_Exercise details:_ Make an exact copy of the records, with the images left out.

_Dataset records:_
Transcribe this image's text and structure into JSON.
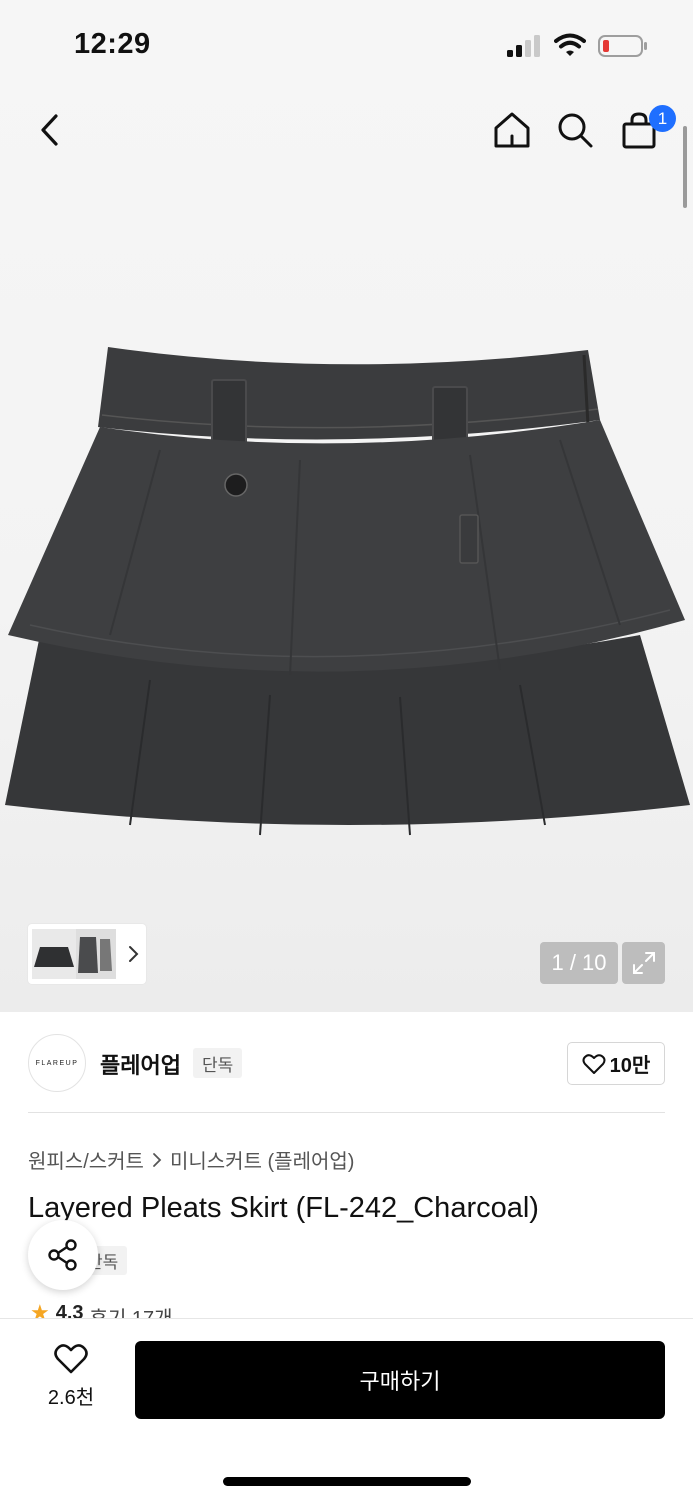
{
  "status_bar": {
    "time": "12:29",
    "battery_color": "#e53935"
  },
  "nav": {
    "back_icon": "chevron-left-icon",
    "home_icon": "home-icon",
    "search_icon": "search-icon",
    "cart_icon": "shopping-bag-icon",
    "cart_badge": "1",
    "cart_badge_color": "#1f6fff"
  },
  "gallery": {
    "page_indicator": "1 / 10",
    "expand_icon": "expand-icon",
    "thumbs_arrow_icon": "chevron-right-icon"
  },
  "brand": {
    "logo_text": "FLAREUP",
    "name": "플레어업",
    "tag": "단독",
    "like_count": "10만"
  },
  "product": {
    "breadcrumb": [
      "원피스/스커트",
      "미니스커트 (플레어업)"
    ],
    "title": "Layered Pleats Skirt (FL-242_Charcoal)",
    "exclusive_tag": "단독",
    "rating": "4.3",
    "review_text": "후기 17개"
  },
  "bottom_bar": {
    "wish_count": "2.6천",
    "buy_label": "구매하기"
  }
}
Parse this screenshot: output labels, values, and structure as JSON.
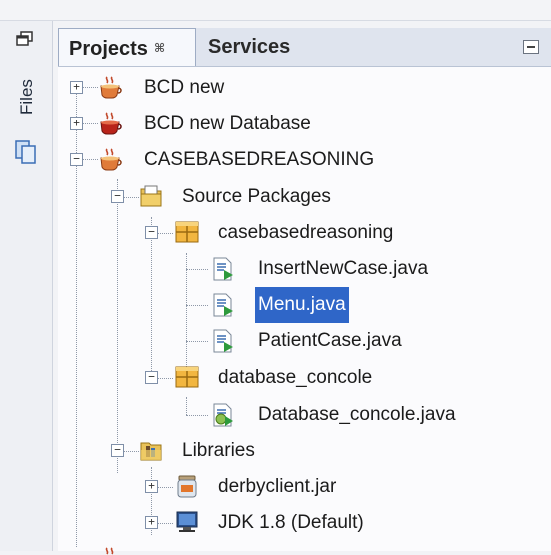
{
  "sidebar": {
    "files_label": "Files"
  },
  "tabs": {
    "projects_label": "Projects",
    "projects_close": "⌘",
    "services_label": "Services"
  },
  "tree": {
    "projects": [
      {
        "label": "BCD new",
        "expanded": false
      },
      {
        "label": "BCD new Database",
        "expanded": false
      },
      {
        "label": "CASEBASEDREASONING",
        "expanded": true
      }
    ],
    "source_packages": "Source Packages",
    "packages": [
      {
        "label": "casebasedreasoning",
        "files": [
          "InsertNewCase.java",
          "Menu.java",
          "PatientCase.java"
        ],
        "selected": "Menu.java"
      },
      {
        "label": "database_concole",
        "files": [
          "Database_concole.java"
        ]
      }
    ],
    "libraries": "Libraries",
    "library_items": [
      "derbyclient.jar",
      "JDK 1.8 (Default)"
    ]
  },
  "colors": {
    "selection": "#2f66c8",
    "tab_active": "#f6f8fc",
    "tab_bar": "#dfe4ee"
  }
}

_Solution to the exercise:_
Transcribe this image's text and structure into JSON.
{
  "status_bar": {
    "time": "12:29",
    "battery_color": "#e53935"
  },
  "nav": {
    "back_icon": "chevron-left-icon",
    "home_icon": "home-icon",
    "search_icon": "search-icon",
    "cart_icon": "shopping-bag-icon",
    "cart_badge": "1",
    "cart_badge_color": "#1f6fff"
  },
  "gallery": {
    "page_indicator": "1 / 10",
    "expand_icon": "expand-icon",
    "thumbs_arrow_icon": "chevron-right-icon"
  },
  "brand": {
    "logo_text": "FLAREUP",
    "name": "플레어업",
    "tag": "단독",
    "like_count": "10만"
  },
  "product": {
    "breadcrumb": [
      "원피스/스커트",
      "미니스커트 (플레어업)"
    ],
    "title": "Layered Pleats Skirt (FL-242_Charcoal)",
    "exclusive_tag": "단독",
    "rating": "4.3",
    "review_text": "후기 17개"
  },
  "bottom_bar": {
    "wish_count": "2.6천",
    "buy_label": "구매하기"
  }
}
Parse this screenshot: output labels, values, and structure as JSON.
{
  "sidebar": {
    "files_label": "Files"
  },
  "tabs": {
    "projects_label": "Projects",
    "projects_close": "⌘",
    "services_label": "Services"
  },
  "tree": {
    "projects": [
      {
        "label": "BCD new",
        "expanded": false
      },
      {
        "label": "BCD new Database",
        "expanded": false
      },
      {
        "label": "CASEBASEDREASONING",
        "expanded": true
      }
    ],
    "source_packages": "Source Packages",
    "packages": [
      {
        "label": "casebasedreasoning",
        "files": [
          "InsertNewCase.java",
          "Menu.java",
          "PatientCase.java"
        ],
        "selected": "Menu.java"
      },
      {
        "label": "database_concole",
        "files": [
          "Database_concole.java"
        ]
      }
    ],
    "libraries": "Libraries",
    "library_items": [
      "derbyclient.jar",
      "JDK 1.8 (Default)"
    ]
  },
  "colors": {
    "selection": "#2f66c8",
    "tab_active": "#f6f8fc",
    "tab_bar": "#dfe4ee"
  }
}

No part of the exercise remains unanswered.